### EXCERPT ###

# Pages Not loading



## Guest (Nov 7, 2001)

Again Iam sometimes having a problem with the pages not loading completely. When I try to check out different boards on DBSTALK the pages don't load completely and the down arrow at the bottom of the screen turns yellow.Sometimes if I wait a few seconds it turns green again and the page does load but alot of times it doesn't. I've had the same problem on X's dishplayer board which is also part of EZ boards. So I think the problem may be just with EZ board forums.I tried going to my control center and changing the number of posts on a page and I even tried changing it to only show the newest posts.If you could check into this problem and help me I'd appreciate it. I tried to post somethings and I couldn't because the page wouldn't load. Thanks.


----------



## Guest (Nov 7, 2001)

What browser are you using?


----------



## Guest (Nov 7, 2001)

Iam using a DP 7100 receiver with webtv.


----------



## Guest (Nov 7, 2001)

###

■ **EXERCISE TASK 1**:
In the forum thread about pages not loading, what equipment does the poster say they use to browse?
■ **EXERCISE TASK 2**:
Extend the forum thread about pages not loading by writing the next post.
The records have no connection to the forum thread about pages not loading.

### SUPPLIED RECORDS ###

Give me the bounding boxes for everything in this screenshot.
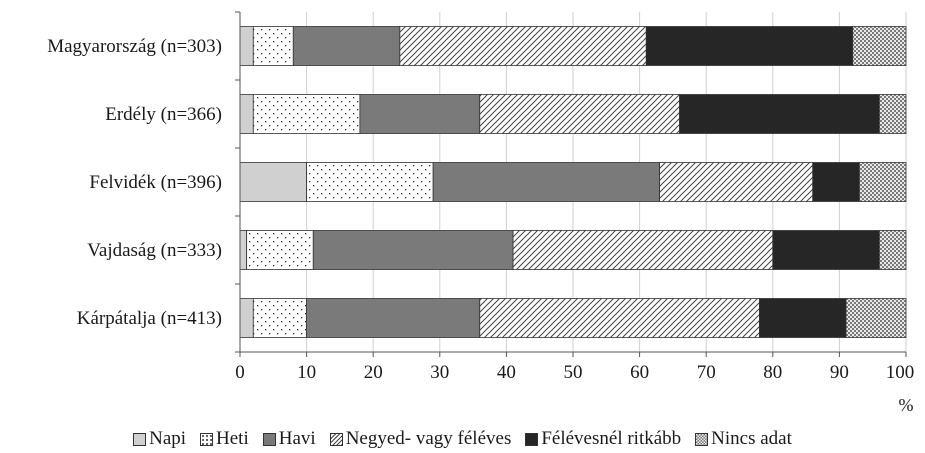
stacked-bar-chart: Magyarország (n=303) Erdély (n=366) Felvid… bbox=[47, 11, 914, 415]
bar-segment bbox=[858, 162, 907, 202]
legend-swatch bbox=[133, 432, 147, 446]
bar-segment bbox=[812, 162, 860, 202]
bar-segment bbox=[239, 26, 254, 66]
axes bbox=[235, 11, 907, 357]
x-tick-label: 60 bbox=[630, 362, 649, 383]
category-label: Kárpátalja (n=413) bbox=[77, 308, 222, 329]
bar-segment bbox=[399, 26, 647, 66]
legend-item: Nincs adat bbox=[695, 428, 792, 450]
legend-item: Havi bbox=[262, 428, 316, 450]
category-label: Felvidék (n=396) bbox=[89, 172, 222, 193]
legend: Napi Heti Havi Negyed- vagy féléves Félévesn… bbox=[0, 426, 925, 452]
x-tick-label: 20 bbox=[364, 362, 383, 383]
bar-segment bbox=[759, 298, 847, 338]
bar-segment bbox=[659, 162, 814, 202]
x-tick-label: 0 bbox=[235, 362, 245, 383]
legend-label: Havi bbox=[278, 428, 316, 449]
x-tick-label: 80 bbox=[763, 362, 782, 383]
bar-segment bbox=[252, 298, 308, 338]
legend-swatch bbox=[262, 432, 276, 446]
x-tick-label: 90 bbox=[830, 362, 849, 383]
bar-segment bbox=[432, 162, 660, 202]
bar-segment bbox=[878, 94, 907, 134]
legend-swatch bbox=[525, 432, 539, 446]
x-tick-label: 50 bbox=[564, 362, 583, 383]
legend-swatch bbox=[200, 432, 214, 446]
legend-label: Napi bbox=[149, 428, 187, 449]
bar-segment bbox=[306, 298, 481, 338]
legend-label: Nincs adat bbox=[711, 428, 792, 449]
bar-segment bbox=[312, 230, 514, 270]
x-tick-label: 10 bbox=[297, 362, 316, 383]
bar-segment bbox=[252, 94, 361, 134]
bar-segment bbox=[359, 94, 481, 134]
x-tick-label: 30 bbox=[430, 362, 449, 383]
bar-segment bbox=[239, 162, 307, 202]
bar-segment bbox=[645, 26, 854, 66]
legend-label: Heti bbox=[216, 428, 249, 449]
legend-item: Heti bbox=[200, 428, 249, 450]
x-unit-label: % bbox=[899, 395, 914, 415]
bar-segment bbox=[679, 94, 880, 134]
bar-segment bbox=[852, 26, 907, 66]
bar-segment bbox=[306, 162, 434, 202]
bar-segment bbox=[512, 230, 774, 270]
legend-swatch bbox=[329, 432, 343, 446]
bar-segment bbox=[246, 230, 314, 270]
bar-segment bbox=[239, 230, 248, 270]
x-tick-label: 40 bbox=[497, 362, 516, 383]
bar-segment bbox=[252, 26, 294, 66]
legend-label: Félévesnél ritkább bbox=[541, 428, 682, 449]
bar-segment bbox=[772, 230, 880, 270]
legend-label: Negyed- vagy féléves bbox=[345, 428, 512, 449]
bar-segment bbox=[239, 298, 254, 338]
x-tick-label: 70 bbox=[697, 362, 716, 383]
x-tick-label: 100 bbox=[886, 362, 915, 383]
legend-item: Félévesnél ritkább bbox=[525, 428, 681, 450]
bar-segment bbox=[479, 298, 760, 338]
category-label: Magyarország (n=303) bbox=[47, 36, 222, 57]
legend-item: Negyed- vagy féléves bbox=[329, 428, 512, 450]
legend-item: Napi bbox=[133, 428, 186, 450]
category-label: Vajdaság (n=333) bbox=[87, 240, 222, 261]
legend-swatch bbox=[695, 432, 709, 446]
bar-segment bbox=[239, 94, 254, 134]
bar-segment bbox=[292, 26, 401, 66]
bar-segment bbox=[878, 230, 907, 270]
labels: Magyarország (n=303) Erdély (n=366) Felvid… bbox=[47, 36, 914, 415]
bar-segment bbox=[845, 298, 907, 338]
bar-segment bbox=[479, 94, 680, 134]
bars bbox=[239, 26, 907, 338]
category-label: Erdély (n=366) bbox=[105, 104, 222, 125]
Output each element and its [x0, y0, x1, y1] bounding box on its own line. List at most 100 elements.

###

■ **WRITTEN RESPONSE 1**:
A DP 7100 receiver with WebTV.

■ **WRITTEN RESPONSE 2**:
I was asking because Iv had problems with Netscape Navigator (Not communicator) 4.06. I use IE6 and everything works fine. Im not familiar with WebTV, maybe Chris knows more about this.

Steve


----------



## Guest (Nov 7, 2001)

Sorry to hear you are still having problems Jeff. I looked over in the Admin help area of EZboard and couldn't find anything about issues with WebTV. I will leave a message about your problem and let you know what they say. The response is usually pretty quick. If you would like to look at the thread, here it is:

login.ezboard.com/fezboar...6622.topic


----------



## Guest (Nov 8, 2001)

Thank you Chris. I appreciate your help. Like I said it doesn't happen all the time.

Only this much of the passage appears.